Copy out each line that has "image" in it.

## [Extracted records]
======
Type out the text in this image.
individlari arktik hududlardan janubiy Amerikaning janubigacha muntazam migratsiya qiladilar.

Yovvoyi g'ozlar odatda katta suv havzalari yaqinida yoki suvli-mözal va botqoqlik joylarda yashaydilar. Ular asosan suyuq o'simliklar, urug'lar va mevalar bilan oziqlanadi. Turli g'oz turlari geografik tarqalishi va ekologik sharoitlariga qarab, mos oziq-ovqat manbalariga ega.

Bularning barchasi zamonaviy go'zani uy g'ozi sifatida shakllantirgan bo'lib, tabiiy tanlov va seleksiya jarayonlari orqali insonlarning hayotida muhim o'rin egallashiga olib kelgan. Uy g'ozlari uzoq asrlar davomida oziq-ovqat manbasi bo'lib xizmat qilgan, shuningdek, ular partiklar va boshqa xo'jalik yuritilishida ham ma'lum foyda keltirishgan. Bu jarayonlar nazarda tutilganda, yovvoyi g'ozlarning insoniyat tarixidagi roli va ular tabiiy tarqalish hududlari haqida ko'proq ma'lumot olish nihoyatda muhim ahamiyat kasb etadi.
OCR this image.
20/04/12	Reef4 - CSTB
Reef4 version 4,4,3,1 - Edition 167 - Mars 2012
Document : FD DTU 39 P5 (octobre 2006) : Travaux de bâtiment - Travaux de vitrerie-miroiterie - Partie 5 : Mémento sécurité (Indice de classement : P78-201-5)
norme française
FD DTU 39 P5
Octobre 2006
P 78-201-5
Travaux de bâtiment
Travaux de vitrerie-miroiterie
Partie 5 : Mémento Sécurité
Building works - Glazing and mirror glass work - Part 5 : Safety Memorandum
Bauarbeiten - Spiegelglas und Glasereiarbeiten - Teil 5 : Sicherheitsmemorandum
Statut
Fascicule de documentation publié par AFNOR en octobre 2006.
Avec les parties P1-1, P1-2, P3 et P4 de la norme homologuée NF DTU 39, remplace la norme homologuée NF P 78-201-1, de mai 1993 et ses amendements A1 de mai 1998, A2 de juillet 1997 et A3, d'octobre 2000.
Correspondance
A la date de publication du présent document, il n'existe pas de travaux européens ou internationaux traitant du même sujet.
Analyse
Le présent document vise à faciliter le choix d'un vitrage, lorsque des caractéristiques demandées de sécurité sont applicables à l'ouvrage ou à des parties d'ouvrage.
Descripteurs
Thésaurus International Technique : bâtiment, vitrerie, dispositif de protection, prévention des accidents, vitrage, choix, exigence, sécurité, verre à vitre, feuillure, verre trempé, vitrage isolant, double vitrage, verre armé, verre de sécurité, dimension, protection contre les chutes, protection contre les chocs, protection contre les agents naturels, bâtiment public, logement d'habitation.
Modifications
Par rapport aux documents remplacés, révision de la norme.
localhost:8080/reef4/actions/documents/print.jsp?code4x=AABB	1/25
======
## [Problem solution]
Type out the text in this image.
OCR this image.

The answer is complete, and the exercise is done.